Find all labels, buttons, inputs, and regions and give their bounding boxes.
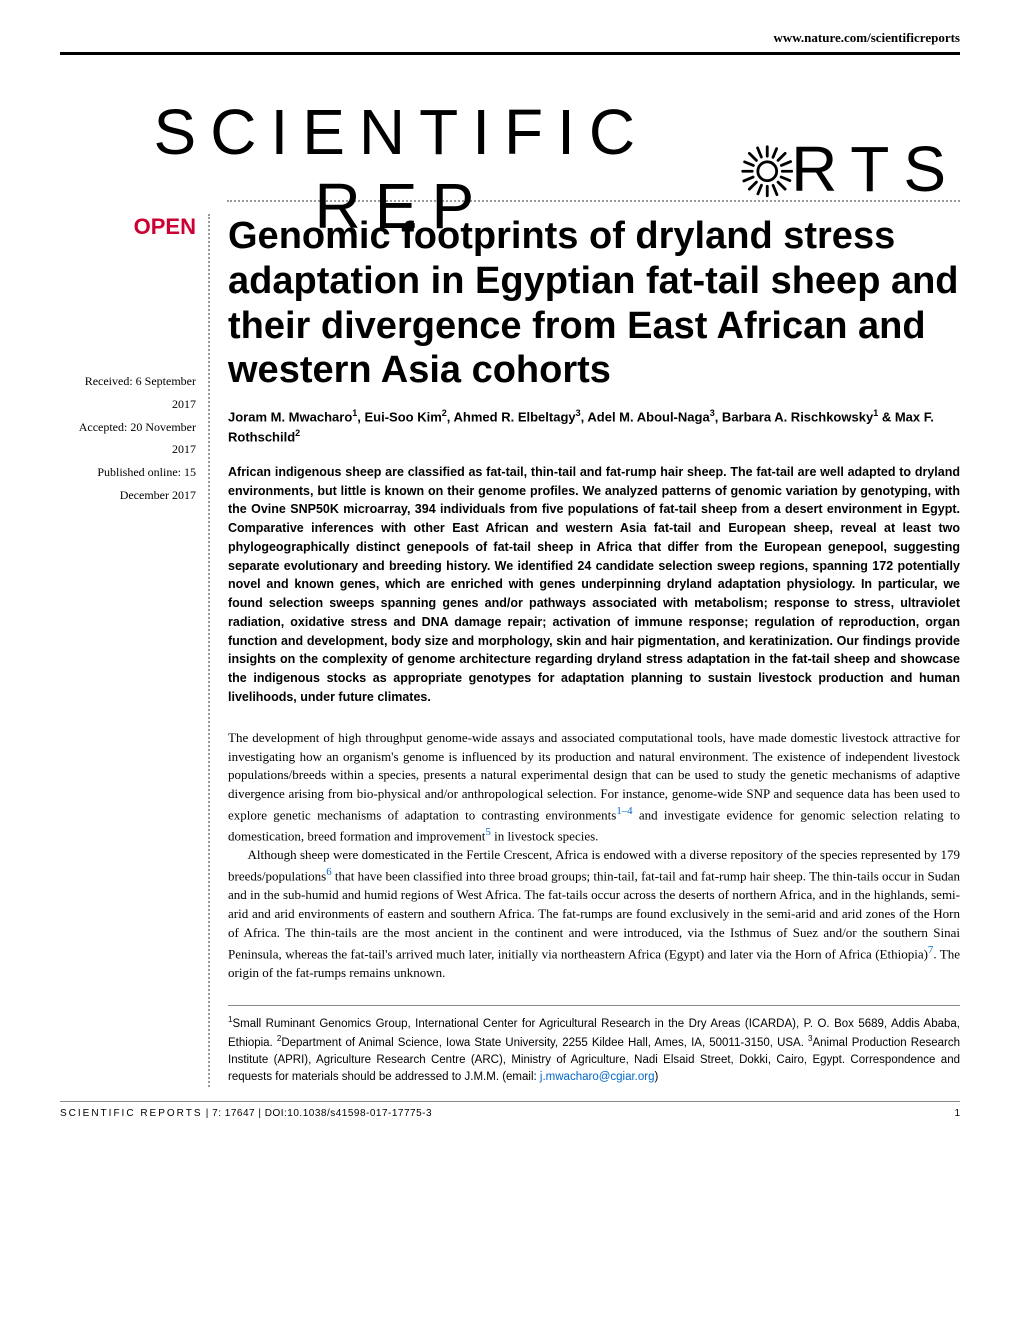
published-date: Published online: 15 December 2017 [60, 461, 196, 507]
page-footer: SCIENTIFIC REPORTS | 7: 17647 | DOI:10.1… [60, 1101, 960, 1119]
affiliations: 1Small Ruminant Genomics Group, Internat… [228, 1005, 960, 1087]
ref-link[interactable]: 1–4 [616, 805, 632, 817]
left-sidebar: OPEN Received: 6 September 2017 Accepted… [60, 214, 210, 1087]
body-text: The development of high throughput genom… [228, 729, 960, 983]
authors-list: Joram M. Mwacharo1, Eui-Soo Kim2, Ahmed … [228, 407, 960, 447]
page-container: www.nature.com/scientificreports SCIENTI… [0, 0, 1020, 1340]
abstract: African indigenous sheep are classified … [228, 463, 960, 707]
main-column: Genomic footprints of dryland stress ada… [228, 214, 960, 1087]
correspondence-email[interactable]: j.mwacharo@cgiar.org [540, 1071, 655, 1083]
received-date: Received: 6 September 2017 [60, 370, 196, 416]
body-paragraph: Although sheep were domesticated in the … [228, 846, 960, 983]
journal-logo: SCIENTIFIC REP [60, 95, 960, 175]
logo-text-post: RTS [791, 132, 960, 206]
gear-icon [739, 140, 795, 198]
logo-text-pre: SCIENTIFIC REP [60, 95, 743, 243]
page-number: 1 [954, 1108, 960, 1119]
body-paragraph: The development of high throughput genom… [228, 729, 960, 847]
site-url[interactable]: www.nature.com/scientificreports [60, 30, 960, 55]
accepted-date: Accepted: 20 November 2017 [60, 416, 196, 462]
footer-citation: SCIENTIFIC REPORTS | 7: 17647 | DOI:10.1… [60, 1108, 432, 1119]
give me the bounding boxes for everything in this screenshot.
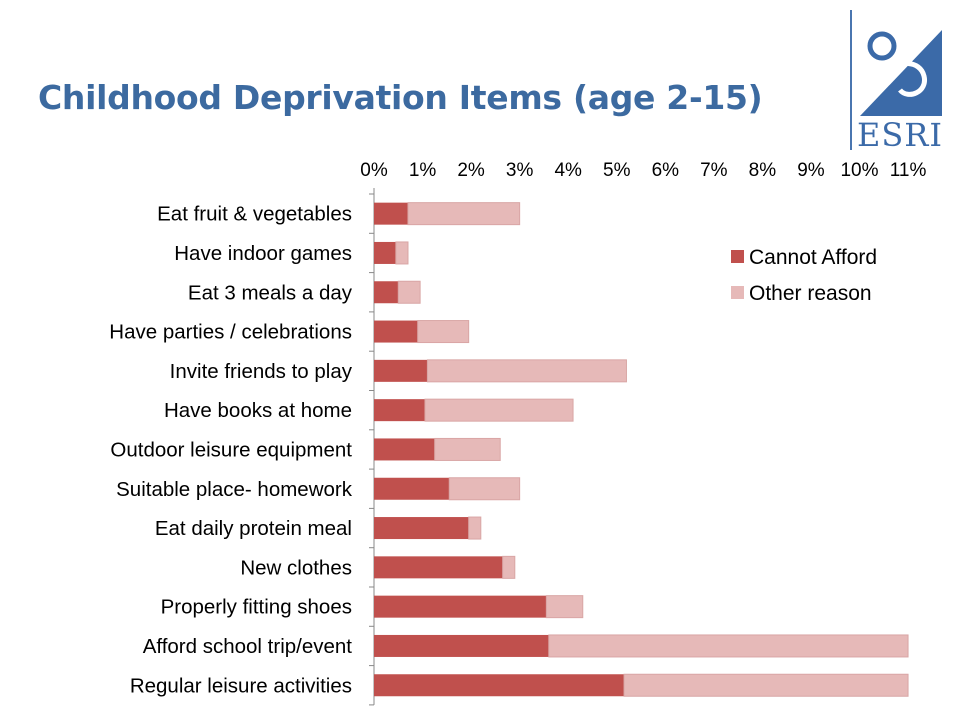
legend-label: Cannot Afford — [749, 246, 877, 269]
logo-triangle — [860, 30, 942, 116]
bar-cannot-afford — [374, 438, 435, 461]
legend-swatch — [731, 286, 744, 299]
logo-circle-outline — [867, 31, 897, 61]
bar-other-reason — [424, 398, 574, 422]
category-label: Have books at home — [164, 399, 352, 422]
bar-other-reason — [426, 359, 627, 383]
x-tick-label: 4% — [554, 160, 582, 181]
category-label: Regular leisure activities — [130, 674, 352, 697]
category-label: Eat 3 meals a day — [188, 281, 353, 304]
bar-other-reason — [434, 437, 501, 461]
x-tick-label: 0% — [360, 160, 388, 181]
bar-cannot-afford — [374, 477, 450, 500]
category-label: Suitable place- homework — [116, 478, 353, 501]
x-tick-label: 6% — [652, 160, 680, 181]
bar-other-reason — [502, 555, 516, 579]
bar-other-reason — [407, 202, 521, 226]
bar-cannot-afford — [374, 281, 399, 304]
category-label: Eat daily protein meal — [155, 517, 352, 540]
legend-swatch — [731, 250, 744, 263]
category-label: Properly fitting shoes — [161, 596, 352, 619]
category-label: Afford school trip/event — [143, 635, 353, 658]
logo-circle-fill — [873, 40, 887, 54]
bar-other-reason — [417, 320, 470, 344]
slide-title: Childhood Deprivation Items (age 2-15) — [38, 78, 763, 117]
category-label: Eat fruit & vegetables — [157, 203, 352, 226]
logo-divider — [850, 10, 852, 150]
bar-cannot-afford — [374, 634, 549, 657]
x-tick-label: 5% — [603, 160, 631, 181]
bar-other-reason — [548, 634, 909, 658]
bar-cannot-afford — [374, 320, 418, 343]
bar-cannot-afford — [374, 399, 425, 422]
bar-other-reason — [468, 516, 482, 540]
esri-logo: ESRI — [858, 30, 942, 150]
bar-cannot-afford — [374, 556, 503, 579]
x-tick-label: 10% — [840, 160, 878, 181]
x-tick-label: 2% — [457, 160, 485, 181]
x-tick-label: 11% — [890, 160, 927, 181]
logo-swirl — [886, 61, 927, 97]
x-tick-label: 8% — [749, 160, 777, 181]
category-label: New clothes — [240, 556, 352, 579]
bar-cannot-afford — [374, 359, 428, 382]
bar-other-reason — [623, 673, 909, 697]
bar-other-reason — [448, 477, 521, 501]
category-label: Have parties / celebrations — [109, 321, 352, 344]
legend-label: Other reason — [749, 282, 872, 305]
bar-cannot-afford — [374, 595, 547, 618]
bar-cannot-afford — [374, 202, 408, 225]
category-label: Outdoor leisure equipment — [110, 438, 352, 461]
x-tick-label: 3% — [506, 160, 534, 181]
bar-other-reason — [545, 595, 584, 619]
x-tick-label: 9% — [797, 160, 825, 181]
bar-cannot-afford — [374, 674, 625, 697]
bar-other-reason — [397, 280, 421, 304]
x-tick-label: 7% — [700, 160, 728, 181]
category-label: Invite friends to play — [170, 360, 353, 383]
bar-other-reason — [395, 241, 409, 265]
bar-cannot-afford — [374, 517, 469, 540]
logo-text: ESRI — [858, 116, 942, 150]
category-label: Have indoor games — [174, 242, 352, 265]
bar-cannot-afford — [374, 241, 396, 264]
x-tick-label: 1% — [409, 160, 437, 181]
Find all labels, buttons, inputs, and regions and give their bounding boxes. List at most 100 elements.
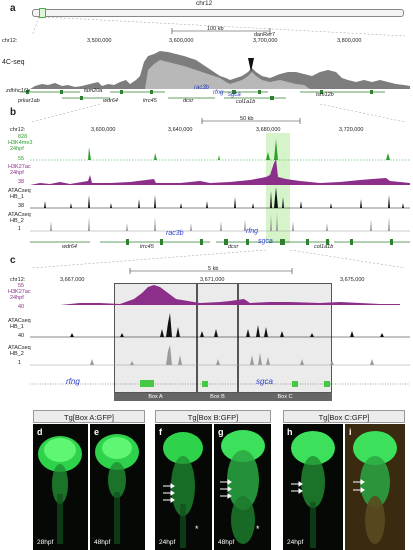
image-panel-f: f 24hpf * (155, 424, 212, 550)
panel-b-scale-bar (201, 118, 301, 124)
b-h3k27ac-bottom: 38 (18, 179, 25, 185)
image-time-h: 24hpf (287, 539, 304, 546)
panel-a-coord-3: 3,700,000 (253, 38, 278, 44)
image-panel-h: h 24hpf (283, 424, 343, 550)
panel-a-scale-label: 100 kb (207, 26, 224, 32)
image-letter-e: e (94, 427, 100, 437)
panel-a-scale-bar (171, 28, 271, 34)
gene-rac3b-a: rac3b (194, 85, 210, 91)
b-h3k4me3-name: H3K4me3 (8, 140, 33, 146)
gene-lrrc45-b: lrrc45 (140, 244, 154, 250)
image-panel-e: e 48hpf (90, 424, 145, 550)
4c-seq-track-label: 4C-seq (2, 59, 25, 66)
image-panel-g: g 48hpf * (214, 424, 271, 550)
4c-seq-track (30, 51, 410, 89)
panel-b-zoom-lines (31, 104, 406, 123)
gene-lrrc45-a: lrrc45 (143, 98, 157, 104)
gene-rac3b-b: rac3b (166, 230, 184, 237)
b-atac2-sub: HB_2 (10, 218, 24, 224)
gene-dcxr-a: dcxr (183, 98, 194, 104)
panel-c-signal-tracks (30, 285, 410, 387)
c-h3k27ac-bottom: 40 (18, 304, 25, 310)
c-atac2-sub: HB_2 (10, 351, 24, 357)
image-letter-i: i (349, 427, 352, 437)
panel-b-coord-2: 3,640,000 (168, 127, 193, 133)
c-h3k27ac-name: H3K27ac (8, 289, 31, 295)
panel-b-coord-3: 3,680,000 (256, 127, 281, 133)
gene-wdr64-a: wdr64 (103, 98, 118, 104)
b-atac1-sub: HB_1 (10, 194, 24, 200)
embryo-g (220, 430, 265, 544)
panel-c-label: c (10, 255, 16, 266)
panel-b-label: b (10, 107, 17, 118)
panel-a-gene-tracks (20, 90, 385, 100)
b-atac1-name: ATACseq (8, 188, 31, 194)
panel-a-chr-label: chr12: (2, 38, 18, 44)
image-time-d: 28hpf (37, 539, 54, 546)
gene-rfng-a: rfng (213, 90, 224, 96)
group-title-box-c: Tg[Box C:GFP] (283, 410, 405, 423)
b-atac2-bottom: 1 (18, 226, 22, 232)
box-c-region (238, 283, 332, 393)
panel-a-zoom-lines (31, 16, 406, 37)
b-atac1-bottom: 38 (18, 203, 25, 209)
panel-b-signal-tracks (30, 139, 410, 232)
gene-sgca-b: sgca (258, 238, 273, 245)
panel-c-coord-1: 3,667,000 (60, 277, 85, 283)
image-letter-d: d (37, 427, 43, 437)
group-title-box-a: Tg[Box A:GFP] (33, 410, 145, 423)
gene-zdhhc16b: zdhhc16b (6, 88, 30, 94)
panel-b-highlight-band (266, 133, 290, 243)
gene-col1a1b-a: col1a1b (236, 99, 256, 105)
b-atac2-name: ATACseq (8, 212, 31, 218)
box-a-label: Box A (114, 393, 197, 401)
gene-fam20a: fam20a (84, 88, 103, 94)
panel-c-coord-2: 3,671,000 (200, 277, 225, 283)
image-letter-h: h (287, 427, 293, 437)
embryo-f (163, 432, 203, 548)
c-atac1-name: ATACseq (8, 318, 31, 324)
gene-lsm12b: lsm12b (316, 92, 334, 98)
c-h3k27ac-top: 55 (18, 283, 25, 289)
gene-prkar1ab: prkar1ab (18, 98, 40, 104)
gene-rfng-c: rfng (66, 377, 80, 386)
chr-ideogram-label: chr12 (196, 0, 213, 7)
panel-b-coord-4: 3,720,000 (339, 127, 364, 133)
gene-dcxr-b: dcxr (228, 244, 239, 250)
box-c-label: Box C (238, 393, 332, 401)
image-time-f: 24hpf (159, 539, 176, 546)
image-letter-g: g (218, 427, 224, 437)
b-h3k4me3-sub: 24hpf (10, 146, 24, 152)
image-time-g: 48hpf (218, 539, 235, 546)
embryo-d (38, 436, 82, 544)
panel-c-scale-label: 5 kb (208, 266, 219, 272)
gene-sgca-a: sgca (228, 92, 241, 98)
image-time-e: 48hpf (94, 539, 111, 546)
b-h3k27ac-sub: 24hpf (10, 170, 24, 176)
ideogram-highlight (39, 8, 46, 18)
b-h3k27ac-name: H3K27ac (8, 164, 31, 170)
panel-a-genome-label: danRer7 (254, 32, 276, 38)
gene-rfng-b: rfng (246, 228, 259, 235)
panel-c-coord-3: 3,675,000 (340, 277, 365, 283)
asterisk-g: * (256, 524, 260, 534)
c-atac2-name: ATACseq (8, 345, 31, 351)
panel-a-coord-1: 3,500,000 (87, 38, 112, 44)
group-title-box-b: Tg[Box B:GFP] (155, 410, 271, 423)
box-b-label: Box B (197, 393, 238, 401)
c-atac1-sub: HB_1 (10, 324, 24, 330)
gene-col1a1b-b: col1a1b (314, 244, 334, 250)
gene-sgca-c: sgca (256, 377, 273, 386)
panel-b-scale-label: 50 kb (240, 116, 254, 122)
embryo-h (291, 431, 335, 548)
panel-c-zoom-lines (31, 250, 406, 269)
panel-a-coord-4: 3,800,000 (337, 38, 362, 44)
image-panel-i: i (345, 424, 405, 550)
panel-c-scale-bar (129, 268, 293, 274)
embryo-i (353, 431, 397, 544)
chromosome-ideogram (32, 9, 404, 17)
b-h3k4me3-bottom: 55 (18, 156, 25, 162)
panel-b-chr-label: chr12: (10, 127, 26, 133)
panel-a-coord-2: 3,600,000 (169, 38, 194, 44)
panel-a-label: a (10, 3, 16, 14)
--------------------------------
_What the task requires_
The lines to return are those in the entries above that hold "sgca".

_Written solution_
gene-sgca-b: sgca (258, 238, 273, 245)
gene-sgca-a: sgca (228, 92, 241, 98)
gene-sgca-c: sgca (256, 377, 273, 386)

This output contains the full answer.